## Requirements
Print the lines of the listing exactly, starting with the line that contains "weekday-header-saturday: Saturday —" and going on through the line that contains "calendar-cell: 29 Sunrise: 8:43", including both.

[Layout element annotations]
BEGIN
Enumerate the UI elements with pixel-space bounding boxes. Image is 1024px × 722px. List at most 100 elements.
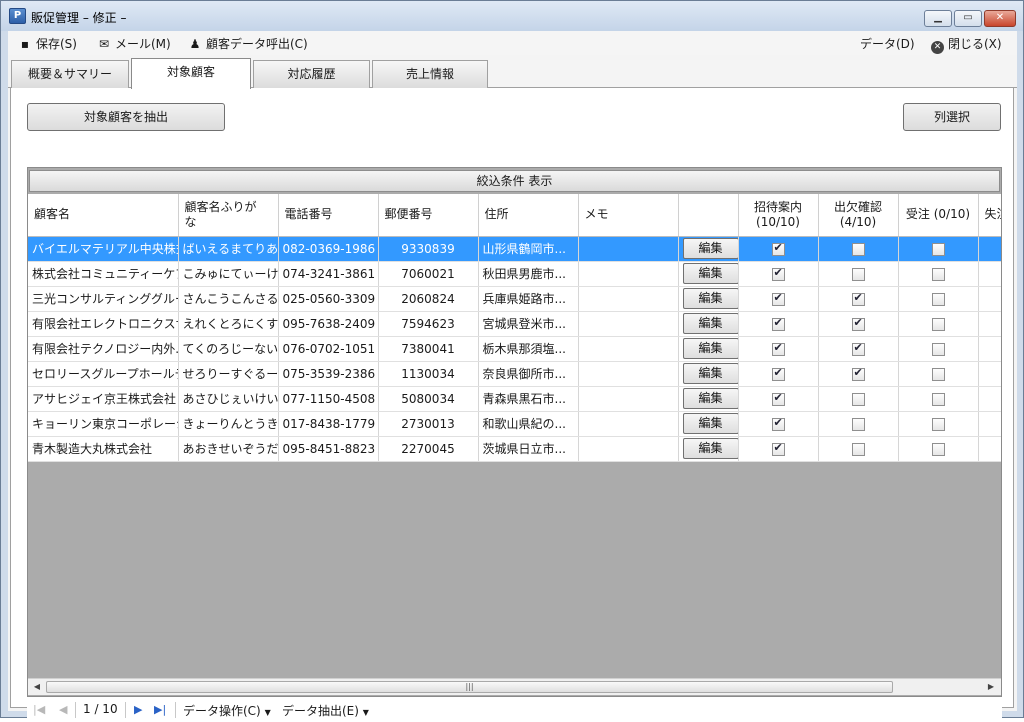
attend-checkbox[interactable] [851, 267, 865, 281]
tab-overview[interactable]: 概要＆サマリー [11, 60, 129, 88]
cell-name[interactable]: アサヒジェイ京王株式会社 [28, 386, 179, 412]
cell-memo[interactable] [578, 311, 679, 337]
col-header-zip[interactable]: 郵便番号 [378, 194, 479, 237]
cell-zip[interactable]: 1130034 [378, 361, 479, 387]
cell-kana[interactable]: せろりーすぐるー... [178, 361, 279, 387]
col-header-phone[interactable]: 電話番号 [278, 194, 379, 237]
order-checkbox[interactable] [931, 267, 945, 281]
cell-memo[interactable] [578, 261, 679, 287]
cell-zip[interactable]: 5080034 [378, 386, 479, 412]
mail-button[interactable]: ✉ メール(M) [97, 35, 171, 52]
col-header-kana[interactable]: 顧客名ふりが な [178, 194, 279, 237]
table-row[interactable]: 青木製造大丸株式会社あおきせいぞうだ...095-8451-8823227004… [28, 436, 1001, 462]
cell-lost[interactable] [978, 286, 1001, 312]
cell-name[interactable]: 有限会社エレクトロニクスサ... [28, 311, 179, 337]
order-checkbox[interactable] [931, 392, 945, 406]
cell-phone[interactable]: 082-0369-1986 [278, 236, 379, 262]
attend-checkbox[interactable] [851, 366, 865, 381]
order-checkbox[interactable] [931, 442, 945, 456]
cell-kana[interactable]: きょーりんとうきょ... [178, 411, 279, 437]
col-header-address[interactable]: 住所 [478, 194, 579, 237]
cell-phone[interactable]: 017-8438-1779 [278, 411, 379, 437]
edit-button[interactable]: 編集 [682, 438, 737, 459]
cell-address[interactable]: 兵庫県姫路市... [478, 286, 579, 312]
table-row[interactable]: 有限会社プライムフェリー兼松ぷらいむふぇりー...077-0118-440510… [28, 461, 1001, 462]
cell-lost[interactable] [978, 261, 1001, 287]
last-page-icon[interactable]: ▶| [154, 703, 166, 716]
cell-zip[interactable]: 7380041 [378, 336, 479, 362]
cell-lost[interactable] [978, 386, 1001, 412]
cell-zip[interactable]: 2730013 [378, 411, 479, 437]
cell-phone[interactable]: 075-3539-2386 [278, 361, 379, 387]
cell-address[interactable]: 茨城県日立市... [478, 436, 579, 462]
save-button[interactable]: ▪ 保存(S) [18, 35, 77, 52]
cell-memo[interactable] [578, 386, 679, 412]
first-page-icon[interactable]: |◀ [33, 703, 45, 716]
col-header-invite[interactable]: 招待案内 (10/10) [738, 194, 819, 237]
edit-button[interactable]: 編集 [682, 263, 737, 284]
table-row[interactable]: セロリースグループホールディ...せろりーすぐるー...075-3539-238… [28, 361, 1001, 387]
cell-kana[interactable]: てくのろじーない... [178, 336, 279, 362]
invite-checkbox[interactable] [771, 266, 785, 281]
tab-history[interactable]: 対応履歴 [253, 60, 370, 88]
table-row[interactable]: 三光コンサルティンググルー...さんこうこんさるて...025-0560-330… [28, 286, 1001, 312]
cell-address[interactable]: 栃木県那須塩... [478, 336, 579, 362]
cell-zip[interactable]: 2270045 [378, 436, 479, 462]
table-row[interactable]: 有限会社エレクトロニクスサ...えれくとろにくすさ...095-7638-240… [28, 311, 1001, 337]
tab-sales[interactable]: 売上情報 [372, 60, 488, 88]
cell-kana[interactable]: さんこうこんさるて... [178, 286, 279, 312]
cell-kana[interactable]: こみゅにてぃーけ... [178, 261, 279, 287]
attend-checkbox[interactable] [851, 392, 865, 406]
table-row[interactable]: 有限会社テクノロジー内外...てくのろじーない...076-0702-10517… [28, 336, 1001, 362]
cell-kana[interactable]: ぷらいむふぇりー... [178, 461, 279, 462]
cell-phone[interactable]: 095-8451-8823 [278, 436, 379, 462]
attend-checkbox[interactable] [851, 242, 865, 256]
maximize-button[interactable]: ▭ [954, 10, 982, 27]
cell-address[interactable]: 宮城県登米市... [478, 311, 579, 337]
edit-button[interactable]: 編集 [682, 313, 737, 334]
cell-kana[interactable]: あおきせいぞうだ... [178, 436, 279, 462]
edit-button[interactable]: 編集 [682, 363, 737, 384]
attend-checkbox[interactable] [851, 417, 865, 431]
cell-zip[interactable]: 7060021 [378, 261, 479, 287]
cell-memo[interactable] [578, 361, 679, 387]
close-button[interactable]: ✕ 閉じる(X) [931, 35, 1002, 54]
cell-address[interactable]: 青森県黒石市... [478, 386, 579, 412]
col-header-name[interactable]: 顧客名 [28, 194, 179, 237]
cell-phone[interactable]: 074-3241-3861 [278, 261, 379, 287]
filter-toggle-bar[interactable]: 絞込条件 表示 [29, 170, 1000, 192]
cell-memo[interactable] [578, 336, 679, 362]
cell-memo[interactable] [578, 411, 679, 437]
cell-name[interactable]: 株式会社コミュニティーケア... [28, 261, 179, 287]
horizontal-scrollbar[interactable]: ◀ ||| ▶ [28, 678, 1001, 695]
extract-customers-button[interactable]: 対象顧客を抽出 [27, 103, 225, 131]
cell-address[interactable]: 奈良県御所市... [478, 361, 579, 387]
cell-address[interactable]: 山形県鶴岡市... [478, 236, 579, 262]
minimize-button[interactable]: ▁ [924, 10, 952, 27]
edit-button[interactable]: 編集 [682, 238, 737, 259]
cell-name[interactable]: 有限会社テクノロジー内外... [28, 336, 179, 362]
scroll-left-arrow-icon[interactable]: ◀ [30, 680, 44, 694]
col-header-order[interactable]: 受注 (0/10) [898, 194, 979, 237]
data-ops-dropdown[interactable]: データ操作(C) ▼ [183, 702, 271, 719]
cell-phone[interactable]: 095-7638-2409 [278, 311, 379, 337]
table-row[interactable]: バイエルマテリアル中央株式...ばいえるまてりあ...082-0369-1986… [28, 236, 1001, 262]
cell-memo[interactable] [578, 461, 679, 462]
attend-checkbox[interactable] [851, 316, 865, 331]
cell-kana[interactable]: ばいえるまてりあ... [178, 236, 279, 262]
attend-checkbox[interactable] [851, 291, 865, 306]
customer-export-button[interactable]: ♟ 顧客データ呼出(C) [188, 35, 308, 52]
invite-checkbox[interactable] [771, 241, 785, 256]
attend-checkbox[interactable] [851, 341, 865, 356]
close-window-button[interactable]: ✕ [984, 10, 1016, 27]
invite-checkbox[interactable] [771, 316, 785, 331]
cell-zip[interactable]: 1066154 [378, 461, 479, 462]
cell-lost[interactable] [978, 436, 1001, 462]
cell-memo[interactable] [578, 236, 679, 262]
cell-phone[interactable]: 077-0118-4405 [278, 461, 379, 462]
next-page-icon[interactable]: ▶ [134, 703, 142, 716]
table-row[interactable]: 株式会社コミュニティーケア...こみゅにてぃーけ...074-3241-3861… [28, 261, 1001, 287]
cell-lost[interactable] [978, 311, 1001, 337]
scroll-right-arrow-icon[interactable]: ▶ [984, 680, 998, 694]
edit-button[interactable]: 編集 [682, 288, 737, 309]
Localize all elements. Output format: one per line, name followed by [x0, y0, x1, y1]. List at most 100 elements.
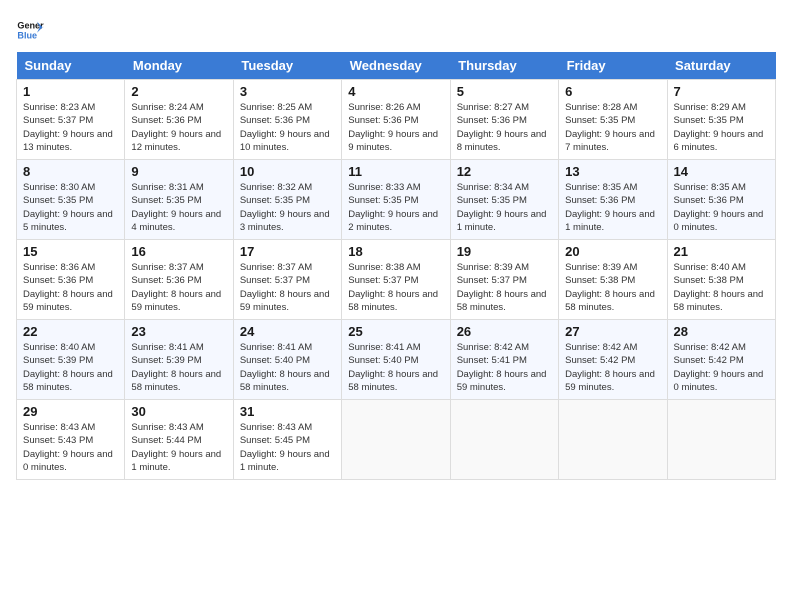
weekday-header-saturday: Saturday — [667, 52, 775, 80]
day-detail: Sunrise: 8:43 AM Sunset: 5:44 PM Dayligh… — [131, 421, 226, 474]
day-number: 17 — [240, 244, 335, 259]
calendar-week-2: 8 Sunrise: 8:30 AM Sunset: 5:35 PM Dayli… — [17, 160, 776, 240]
calendar-cell: 29 Sunrise: 8:43 AM Sunset: 5:43 PM Dayl… — [17, 400, 125, 480]
weekday-header-row: SundayMondayTuesdayWednesdayThursdayFrid… — [17, 52, 776, 80]
day-number: 7 — [674, 84, 769, 99]
calendar-cell: 23 Sunrise: 8:41 AM Sunset: 5:39 PM Dayl… — [125, 320, 233, 400]
day-number: 2 — [131, 84, 226, 99]
calendar-cell: 15 Sunrise: 8:36 AM Sunset: 5:36 PM Dayl… — [17, 240, 125, 320]
day-number: 14 — [674, 164, 769, 179]
calendar-cell: 9 Sunrise: 8:31 AM Sunset: 5:35 PM Dayli… — [125, 160, 233, 240]
day-detail: Sunrise: 8:27 AM Sunset: 5:36 PM Dayligh… — [457, 101, 552, 154]
calendar-header: SundayMondayTuesdayWednesdayThursdayFrid… — [17, 52, 776, 80]
day-detail: Sunrise: 8:35 AM Sunset: 5:36 PM Dayligh… — [674, 181, 769, 234]
day-detail: Sunrise: 8:41 AM Sunset: 5:39 PM Dayligh… — [131, 341, 226, 394]
day-detail: Sunrise: 8:24 AM Sunset: 5:36 PM Dayligh… — [131, 101, 226, 154]
calendar-cell: 26 Sunrise: 8:42 AM Sunset: 5:41 PM Dayl… — [450, 320, 558, 400]
day-number: 13 — [565, 164, 660, 179]
day-number: 23 — [131, 324, 226, 339]
calendar-week-4: 22 Sunrise: 8:40 AM Sunset: 5:39 PM Dayl… — [17, 320, 776, 400]
day-number: 8 — [23, 164, 118, 179]
calendar-week-1: 1 Sunrise: 8:23 AM Sunset: 5:37 PM Dayli… — [17, 80, 776, 160]
calendar-cell: 6 Sunrise: 8:28 AM Sunset: 5:35 PM Dayli… — [559, 80, 667, 160]
day-number: 30 — [131, 404, 226, 419]
calendar-cell: 1 Sunrise: 8:23 AM Sunset: 5:37 PM Dayli… — [17, 80, 125, 160]
day-number: 19 — [457, 244, 552, 259]
day-number: 22 — [23, 324, 118, 339]
day-number: 9 — [131, 164, 226, 179]
day-detail: Sunrise: 8:39 AM Sunset: 5:37 PM Dayligh… — [457, 261, 552, 314]
day-detail: Sunrise: 8:43 AM Sunset: 5:43 PM Dayligh… — [23, 421, 118, 474]
weekday-header-monday: Monday — [125, 52, 233, 80]
day-detail: Sunrise: 8:40 AM Sunset: 5:39 PM Dayligh… — [23, 341, 118, 394]
day-number: 28 — [674, 324, 769, 339]
day-detail: Sunrise: 8:36 AM Sunset: 5:36 PM Dayligh… — [23, 261, 118, 314]
calendar-cell — [667, 400, 775, 480]
day-number: 16 — [131, 244, 226, 259]
day-detail: Sunrise: 8:39 AM Sunset: 5:38 PM Dayligh… — [565, 261, 660, 314]
calendar-cell: 13 Sunrise: 8:35 AM Sunset: 5:36 PM Dayl… — [559, 160, 667, 240]
calendar-cell: 30 Sunrise: 8:43 AM Sunset: 5:44 PM Dayl… — [125, 400, 233, 480]
day-detail: Sunrise: 8:23 AM Sunset: 5:37 PM Dayligh… — [23, 101, 118, 154]
day-detail: Sunrise: 8:41 AM Sunset: 5:40 PM Dayligh… — [240, 341, 335, 394]
calendar-cell: 11 Sunrise: 8:33 AM Sunset: 5:35 PM Dayl… — [342, 160, 450, 240]
day-detail: Sunrise: 8:37 AM Sunset: 5:36 PM Dayligh… — [131, 261, 226, 314]
day-detail: Sunrise: 8:43 AM Sunset: 5:45 PM Dayligh… — [240, 421, 335, 474]
day-number: 3 — [240, 84, 335, 99]
calendar-week-3: 15 Sunrise: 8:36 AM Sunset: 5:36 PM Dayl… — [17, 240, 776, 320]
calendar-cell: 16 Sunrise: 8:37 AM Sunset: 5:36 PM Dayl… — [125, 240, 233, 320]
day-detail: Sunrise: 8:26 AM Sunset: 5:36 PM Dayligh… — [348, 101, 443, 154]
calendar-cell: 24 Sunrise: 8:41 AM Sunset: 5:40 PM Dayl… — [233, 320, 341, 400]
day-number: 15 — [23, 244, 118, 259]
calendar-cell: 7 Sunrise: 8:29 AM Sunset: 5:35 PM Dayli… — [667, 80, 775, 160]
calendar-cell — [450, 400, 558, 480]
calendar-table: SundayMondayTuesdayWednesdayThursdayFrid… — [16, 52, 776, 480]
calendar-cell: 21 Sunrise: 8:40 AM Sunset: 5:38 PM Dayl… — [667, 240, 775, 320]
day-number: 20 — [565, 244, 660, 259]
weekday-header-friday: Friday — [559, 52, 667, 80]
day-detail: Sunrise: 8:37 AM Sunset: 5:37 PM Dayligh… — [240, 261, 335, 314]
day-detail: Sunrise: 8:42 AM Sunset: 5:42 PM Dayligh… — [674, 341, 769, 394]
calendar-cell: 12 Sunrise: 8:34 AM Sunset: 5:35 PM Dayl… — [450, 160, 558, 240]
logo-icon: General Blue — [16, 16, 44, 44]
day-detail: Sunrise: 8:32 AM Sunset: 5:35 PM Dayligh… — [240, 181, 335, 234]
logo: General Blue — [16, 16, 44, 44]
svg-text:Blue: Blue — [17, 30, 37, 40]
weekday-header-thursday: Thursday — [450, 52, 558, 80]
day-detail: Sunrise: 8:41 AM Sunset: 5:40 PM Dayligh… — [348, 341, 443, 394]
calendar-cell: 20 Sunrise: 8:39 AM Sunset: 5:38 PM Dayl… — [559, 240, 667, 320]
day-number: 18 — [348, 244, 443, 259]
day-detail: Sunrise: 8:40 AM Sunset: 5:38 PM Dayligh… — [674, 261, 769, 314]
day-detail: Sunrise: 8:35 AM Sunset: 5:36 PM Dayligh… — [565, 181, 660, 234]
day-detail: Sunrise: 8:33 AM Sunset: 5:35 PM Dayligh… — [348, 181, 443, 234]
day-detail: Sunrise: 8:29 AM Sunset: 5:35 PM Dayligh… — [674, 101, 769, 154]
calendar-cell: 18 Sunrise: 8:38 AM Sunset: 5:37 PM Dayl… — [342, 240, 450, 320]
calendar-cell: 3 Sunrise: 8:25 AM Sunset: 5:36 PM Dayli… — [233, 80, 341, 160]
weekday-header-sunday: Sunday — [17, 52, 125, 80]
calendar-cell: 5 Sunrise: 8:27 AM Sunset: 5:36 PM Dayli… — [450, 80, 558, 160]
calendar-week-5: 29 Sunrise: 8:43 AM Sunset: 5:43 PM Dayl… — [17, 400, 776, 480]
calendar-cell: 25 Sunrise: 8:41 AM Sunset: 5:40 PM Dayl… — [342, 320, 450, 400]
calendar-cell — [342, 400, 450, 480]
calendar-cell: 2 Sunrise: 8:24 AM Sunset: 5:36 PM Dayli… — [125, 80, 233, 160]
day-number: 29 — [23, 404, 118, 419]
day-number: 24 — [240, 324, 335, 339]
weekday-header-wednesday: Wednesday — [342, 52, 450, 80]
calendar-cell: 19 Sunrise: 8:39 AM Sunset: 5:37 PM Dayl… — [450, 240, 558, 320]
day-number: 1 — [23, 84, 118, 99]
day-number: 5 — [457, 84, 552, 99]
day-detail: Sunrise: 8:34 AM Sunset: 5:35 PM Dayligh… — [457, 181, 552, 234]
calendar-cell: 10 Sunrise: 8:32 AM Sunset: 5:35 PM Dayl… — [233, 160, 341, 240]
calendar-cell: 31 Sunrise: 8:43 AM Sunset: 5:45 PM Dayl… — [233, 400, 341, 480]
calendar-cell: 28 Sunrise: 8:42 AM Sunset: 5:42 PM Dayl… — [667, 320, 775, 400]
calendar-cell: 17 Sunrise: 8:37 AM Sunset: 5:37 PM Dayl… — [233, 240, 341, 320]
day-detail: Sunrise: 8:42 AM Sunset: 5:42 PM Dayligh… — [565, 341, 660, 394]
day-detail: Sunrise: 8:31 AM Sunset: 5:35 PM Dayligh… — [131, 181, 226, 234]
day-number: 27 — [565, 324, 660, 339]
day-number: 10 — [240, 164, 335, 179]
calendar-body: 1 Sunrise: 8:23 AM Sunset: 5:37 PM Dayli… — [17, 80, 776, 480]
day-detail: Sunrise: 8:42 AM Sunset: 5:41 PM Dayligh… — [457, 341, 552, 394]
calendar-cell: 4 Sunrise: 8:26 AM Sunset: 5:36 PM Dayli… — [342, 80, 450, 160]
day-detail: Sunrise: 8:38 AM Sunset: 5:37 PM Dayligh… — [348, 261, 443, 314]
calendar-cell: 14 Sunrise: 8:35 AM Sunset: 5:36 PM Dayl… — [667, 160, 775, 240]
END
## Reply
weekday-header-saturday: Saturday — [667, 52, 775, 80]
day-detail: Sunrise: 8:43 AM Sunset: 5:44 PM Dayligh… — [131, 421, 226, 474]
day-number: 17 — [240, 244, 335, 259]
calendar-week-2: 8 Sunrise: 8:30 AM Sunset: 5:35 PM Dayli… — [17, 160, 776, 240]
calendar-cell: 29 Sunrise: 8:43 AM Sunset: 5:43 PM Dayl… — [17, 400, 125, 480]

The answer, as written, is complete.